═════ Data for this exercise

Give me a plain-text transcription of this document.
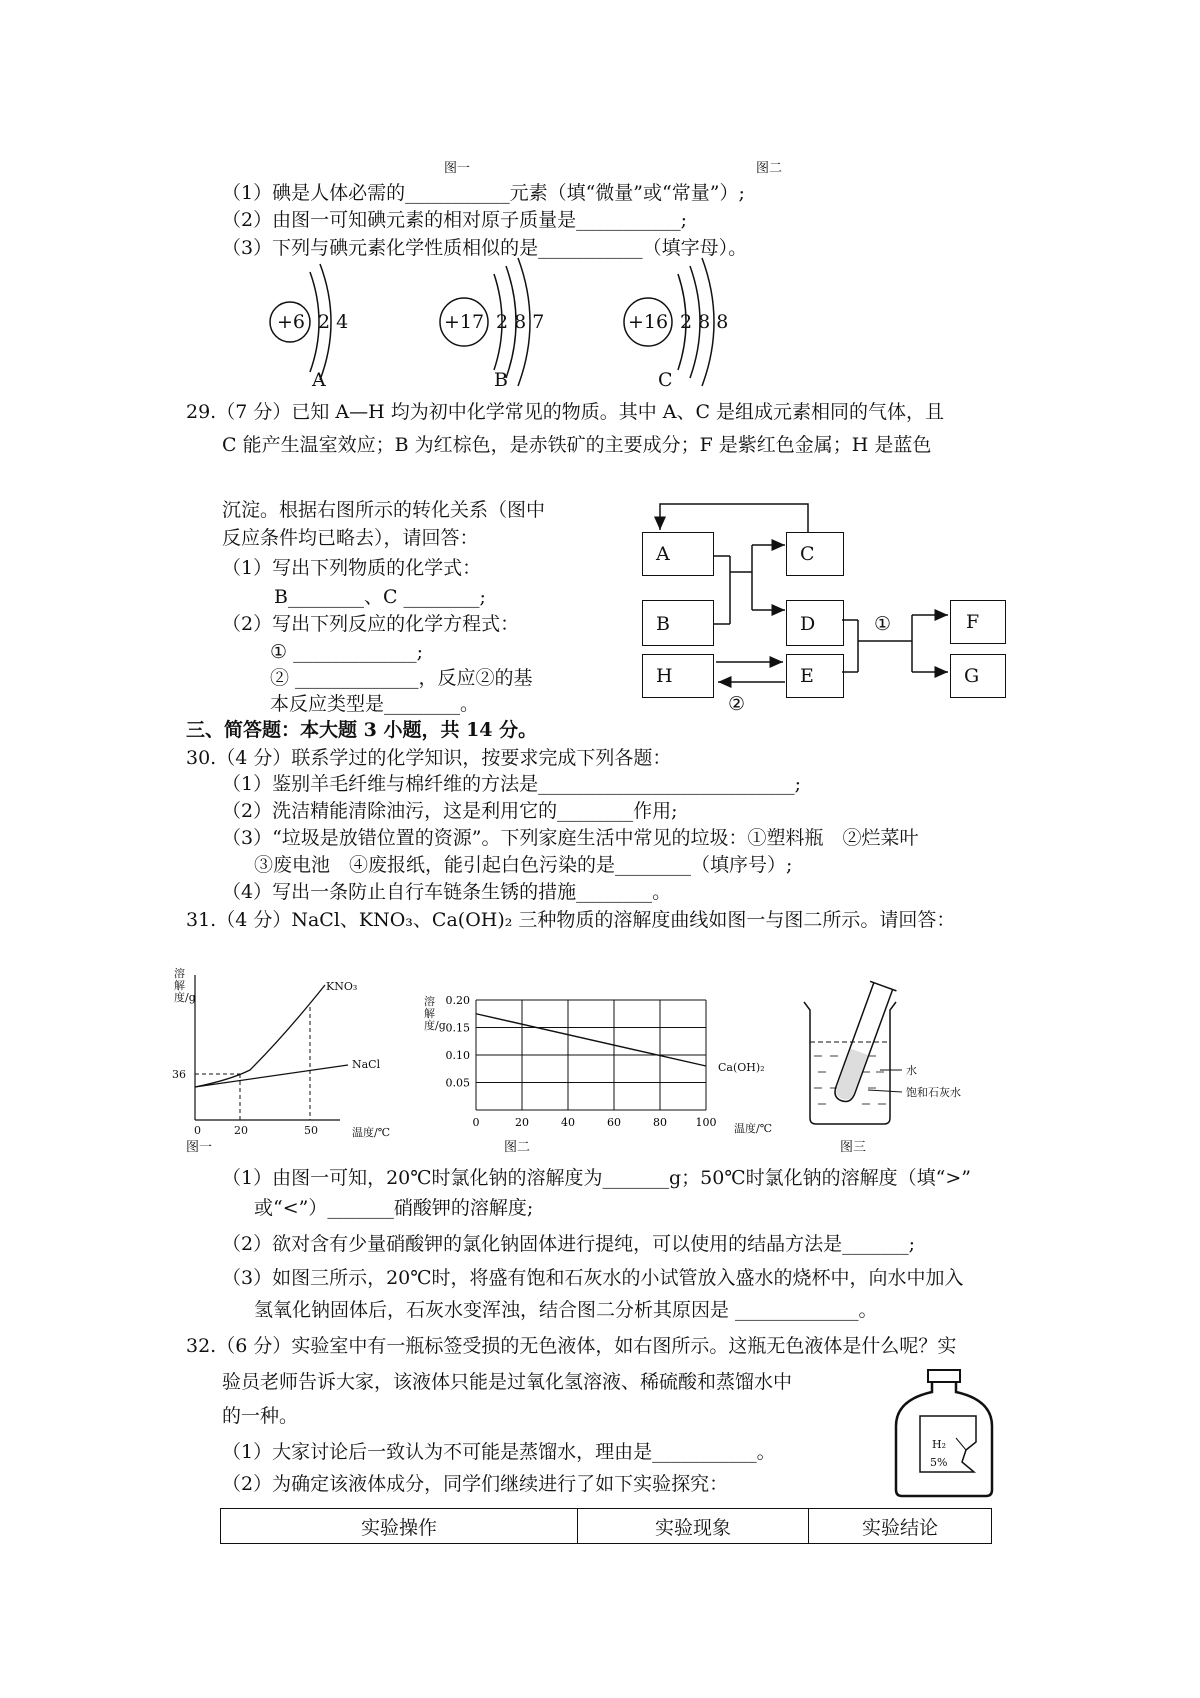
图一	图二
（1）碘是人体必需的___________元素（填“微量”或“常量”）;
（2）由图一可知碘元素的相对原子质量是___________;
（3）下列与碘元素化学性质相似的是___________（填字母）。
+6 2 4
A
+17 2 8 7
B
+16 2 8 8
C
29.（7 分）已知 A—H 均为初中化学常见的物质。其中 A、C 是组成元素相同的气体，且
C 能产生温室效应；B 为红棕色，是赤铁矿的主要成分；F 是紫红色金属；H 是蓝色
沉淀。根据右图所示的转化关系（图中
反应条件均已略去），请回答：
（1）写出下列物质的化学式：
B________、C ________;
（2）写出下列反应的化学方程式：
① _____________;
② _____________，反应②的基
本反应类型是________。
A
B
H
C
D
E
F
G
①
②
三、简答题：本大题 3 小题，共 14 分。
30.（4 分）联系学过的化学知识，按要求完成下列各题：
（1）鉴别羊毛纤维与棉纤维的方法是___________________________;
（2）洗洁精能清除油污，这是利用它的________作用;
（3）“垃圾是放错位置的资源”。下列家庭生活中常见的垃圾：①塑料瓶　②烂菜叶
③废电池　④废报纸，能引起白色污染的是________（填序号）;
（4）写出一条防止自行车链条生锈的措施________。
31.（4 分）NaCl、KNO₃、Ca(OH)₂ 三种物质的溶解度曲线如图一与图二所示。请回答：
溶解度/g
KNO₃
NaCl
36
0	20	50	温度/℃
图一
0	20	40	60	80	100
0.05
0.10
0.15
0.20
溶解度/g
Ca(OH)₂
温度/℃
图二
水
饱和石灰水
图三
（1）由图一可知，20℃时氯化钠的溶解度为_______g；50℃时氯化钠的溶解度（填“>”
或“<”）_______硝酸钾的溶解度;
（2）欲对含有少量硝酸钾的氯化钠固体进行提纯，可以使用的结晶方法是_______;
（3）如图三所示，20℃时，将盛有饱和石灰水的小试管放入盛水的烧杯中，向水中加入
氢氧化钠固体后，石灰水变浑浊，结合图二分析其原因是 _____________。
32.（6 分）实验室中有一瓶标签受损的无色液体，如右图所示。这瓶无色液体是什么呢？实
验员老师告诉大家，该液体只能是过氧化氢溶液、稀硫酸和蒸馏水中
的一种。
（1）大家讨论后一致认为不可能是蒸馏水，理由是___________。
（2）为确定该液体成分，同学们继续进行了如下实验探究：
H₂
5%
实验操作	实验现象	实验结论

══════════

Required work:
What you return should match the records above word for word, minus the pictures.

The response:
Give me a plain-text transcription of this document.
图一	图二
（1）碘是人体必需的___________元素（填“微量”或“常量”）;
（2）由图一可知碘元素的相对原子质量是___________;
（3）下列与碘元素化学性质相似的是___________（填字母）。
+6 2 4
A
+17 2 8 7
B
+16 2 8 8
C
29.（7 分）已知 A—H 均为初中化学常见的物质。其中 A、C 是组成元素相同的气体，且
C 能产生温室效应；B 为红棕色，是赤铁矿的主要成分；F 是紫红色金属；H 是蓝色
沉淀。根据右图所示的转化关系（图中
反应条件均已略去），请回答：
（1）写出下列物质的化学式：
B________、C ________;
（2）写出下列反应的化学方程式：
① _____________;
② _____________，反应②的基
本反应类型是________。
A
B
H
C
D
E
F
G
①
②
三、简答题：本大题 3 小题，共 14 分。
30.（4 分）联系学过的化学知识，按要求完成下列各题：
（1）鉴别羊毛纤维与棉纤维的方法是___________________________;
（2）洗洁精能清除油污，这是利用它的________作用;
（3）“垃圾是放错位置的资源”。下列家庭生活中常见的垃圾：①塑料瓶　②烂菜叶
③废电池　④废报纸，能引起白色污染的是________（填序号）;
（4）写出一条防止自行车链条生锈的措施________。
31.（4 分）NaCl、KNO₃、Ca(OH)₂ 三种物质的溶解度曲线如图一与图二所示。请回答：
溶解度/g
KNO₃
NaCl
36
0	20	50	温度/℃
图一
0	20	40	60	80	100
0.05
0.10
0.15
0.20
溶解度/g
Ca(OH)₂
温度/℃
图二
水
饱和石灰水
图三
（1）由图一可知，20℃时氯化钠的溶解度为_______g；50℃时氯化钠的溶解度（填“>”
或“<”）_______硝酸钾的溶解度;
（2）欲对含有少量硝酸钾的氯化钠固体进行提纯，可以使用的结晶方法是_______;
（3）如图三所示，20℃时，将盛有饱和石灰水的小试管放入盛水的烧杯中，向水中加入
氢氧化钠固体后，石灰水变浑浊，结合图二分析其原因是 _____________。
32.（6 分）实验室中有一瓶标签受损的无色液体，如右图所示。这瓶无色液体是什么呢？实
验员老师告诉大家，该液体只能是过氧化氢溶液、稀硫酸和蒸馏水中
的一种。
（1）大家讨论后一致认为不可能是蒸馏水，理由是___________。
（2）为确定该液体成分，同学们继续进行了如下实验探究：
H₂
5%
实验操作	实验现象	实验结论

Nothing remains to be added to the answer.